Work out how many lines include "blocs" and answer with that number only.

━━ SOURCE MATERIAL ━━

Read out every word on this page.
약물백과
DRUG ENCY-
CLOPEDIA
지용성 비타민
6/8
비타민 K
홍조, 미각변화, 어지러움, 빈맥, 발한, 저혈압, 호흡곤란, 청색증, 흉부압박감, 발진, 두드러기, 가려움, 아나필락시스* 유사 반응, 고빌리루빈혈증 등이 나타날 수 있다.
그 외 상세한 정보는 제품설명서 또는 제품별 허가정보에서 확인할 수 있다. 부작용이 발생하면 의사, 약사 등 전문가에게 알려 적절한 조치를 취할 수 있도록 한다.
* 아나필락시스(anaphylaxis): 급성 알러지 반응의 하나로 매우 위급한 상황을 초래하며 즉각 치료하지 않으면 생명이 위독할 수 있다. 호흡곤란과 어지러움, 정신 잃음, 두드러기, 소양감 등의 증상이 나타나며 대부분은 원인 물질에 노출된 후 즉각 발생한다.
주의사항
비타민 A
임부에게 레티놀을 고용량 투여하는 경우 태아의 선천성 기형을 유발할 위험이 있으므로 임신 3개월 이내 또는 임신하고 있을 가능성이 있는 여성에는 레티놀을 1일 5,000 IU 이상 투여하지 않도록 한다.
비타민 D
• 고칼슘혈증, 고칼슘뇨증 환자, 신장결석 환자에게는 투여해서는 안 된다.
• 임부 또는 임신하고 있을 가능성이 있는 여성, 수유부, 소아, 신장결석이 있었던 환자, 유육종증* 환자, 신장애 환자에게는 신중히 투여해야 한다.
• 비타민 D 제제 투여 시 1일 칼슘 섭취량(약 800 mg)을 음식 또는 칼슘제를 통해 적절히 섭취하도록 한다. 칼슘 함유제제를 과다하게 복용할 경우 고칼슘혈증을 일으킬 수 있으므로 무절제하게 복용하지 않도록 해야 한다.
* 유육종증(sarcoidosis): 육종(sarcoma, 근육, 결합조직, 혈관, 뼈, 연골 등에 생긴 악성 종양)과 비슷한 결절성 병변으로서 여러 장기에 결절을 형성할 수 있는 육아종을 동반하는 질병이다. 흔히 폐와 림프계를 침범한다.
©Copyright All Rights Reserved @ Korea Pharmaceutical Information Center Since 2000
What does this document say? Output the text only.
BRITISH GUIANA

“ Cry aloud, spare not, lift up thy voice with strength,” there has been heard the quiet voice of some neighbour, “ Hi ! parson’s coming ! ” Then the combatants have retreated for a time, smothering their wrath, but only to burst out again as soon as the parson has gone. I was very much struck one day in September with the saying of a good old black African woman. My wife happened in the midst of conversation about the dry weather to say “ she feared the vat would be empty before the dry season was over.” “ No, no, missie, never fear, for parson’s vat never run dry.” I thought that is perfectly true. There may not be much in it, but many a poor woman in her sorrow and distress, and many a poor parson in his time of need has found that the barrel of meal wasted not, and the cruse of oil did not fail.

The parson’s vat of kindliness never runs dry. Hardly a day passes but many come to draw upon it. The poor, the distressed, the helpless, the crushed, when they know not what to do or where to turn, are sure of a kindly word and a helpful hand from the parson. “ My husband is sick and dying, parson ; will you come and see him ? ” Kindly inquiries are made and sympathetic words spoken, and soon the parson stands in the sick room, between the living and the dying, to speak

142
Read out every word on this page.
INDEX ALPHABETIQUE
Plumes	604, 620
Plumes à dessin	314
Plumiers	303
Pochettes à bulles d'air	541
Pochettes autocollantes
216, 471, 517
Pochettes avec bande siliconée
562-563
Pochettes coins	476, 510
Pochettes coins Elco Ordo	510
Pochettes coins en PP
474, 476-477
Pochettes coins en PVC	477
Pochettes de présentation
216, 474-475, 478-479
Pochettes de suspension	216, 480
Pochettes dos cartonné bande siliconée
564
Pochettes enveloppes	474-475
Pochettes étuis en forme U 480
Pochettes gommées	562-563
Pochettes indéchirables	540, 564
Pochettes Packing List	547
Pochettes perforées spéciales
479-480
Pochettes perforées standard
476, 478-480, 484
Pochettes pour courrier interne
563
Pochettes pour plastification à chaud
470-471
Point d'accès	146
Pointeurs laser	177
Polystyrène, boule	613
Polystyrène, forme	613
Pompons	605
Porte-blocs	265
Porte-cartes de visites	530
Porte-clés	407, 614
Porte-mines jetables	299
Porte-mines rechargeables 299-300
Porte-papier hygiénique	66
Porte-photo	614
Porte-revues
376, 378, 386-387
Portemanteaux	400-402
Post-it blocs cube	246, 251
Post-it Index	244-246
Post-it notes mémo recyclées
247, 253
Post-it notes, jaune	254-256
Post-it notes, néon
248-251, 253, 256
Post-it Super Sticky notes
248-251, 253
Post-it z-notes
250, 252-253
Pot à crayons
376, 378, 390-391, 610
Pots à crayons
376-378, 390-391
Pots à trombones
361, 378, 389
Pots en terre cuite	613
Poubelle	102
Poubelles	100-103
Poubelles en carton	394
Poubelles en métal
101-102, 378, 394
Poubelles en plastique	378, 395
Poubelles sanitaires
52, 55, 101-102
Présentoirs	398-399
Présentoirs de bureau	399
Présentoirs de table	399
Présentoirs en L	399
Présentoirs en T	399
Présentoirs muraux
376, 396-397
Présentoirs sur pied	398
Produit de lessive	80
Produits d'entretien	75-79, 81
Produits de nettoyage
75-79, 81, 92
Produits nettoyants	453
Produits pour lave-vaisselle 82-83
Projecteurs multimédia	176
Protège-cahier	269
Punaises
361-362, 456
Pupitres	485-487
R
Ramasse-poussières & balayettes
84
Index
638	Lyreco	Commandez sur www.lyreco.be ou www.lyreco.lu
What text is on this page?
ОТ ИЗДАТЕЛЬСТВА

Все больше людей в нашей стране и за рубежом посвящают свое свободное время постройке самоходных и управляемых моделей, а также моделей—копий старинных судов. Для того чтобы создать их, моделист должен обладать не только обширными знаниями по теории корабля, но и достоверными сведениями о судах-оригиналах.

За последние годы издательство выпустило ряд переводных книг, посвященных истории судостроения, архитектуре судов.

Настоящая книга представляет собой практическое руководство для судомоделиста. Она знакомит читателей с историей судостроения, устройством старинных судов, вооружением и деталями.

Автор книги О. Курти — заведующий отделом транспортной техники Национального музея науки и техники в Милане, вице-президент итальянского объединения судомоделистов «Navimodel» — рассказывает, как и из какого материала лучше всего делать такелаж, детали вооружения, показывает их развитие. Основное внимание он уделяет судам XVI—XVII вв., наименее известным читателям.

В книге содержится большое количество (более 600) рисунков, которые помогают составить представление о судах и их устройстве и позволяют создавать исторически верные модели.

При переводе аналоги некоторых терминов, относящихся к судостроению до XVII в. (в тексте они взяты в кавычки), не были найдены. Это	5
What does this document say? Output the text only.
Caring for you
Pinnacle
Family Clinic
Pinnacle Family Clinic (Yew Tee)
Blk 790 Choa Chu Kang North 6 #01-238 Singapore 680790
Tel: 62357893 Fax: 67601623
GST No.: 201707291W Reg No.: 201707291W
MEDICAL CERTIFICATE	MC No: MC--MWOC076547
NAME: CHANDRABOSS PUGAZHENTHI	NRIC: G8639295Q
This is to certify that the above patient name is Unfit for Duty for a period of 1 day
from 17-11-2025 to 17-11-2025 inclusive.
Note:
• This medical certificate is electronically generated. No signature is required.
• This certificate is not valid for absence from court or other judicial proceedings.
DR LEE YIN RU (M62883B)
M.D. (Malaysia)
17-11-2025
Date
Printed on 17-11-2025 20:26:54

━━━

#### PROBLEM SOLUTION:
2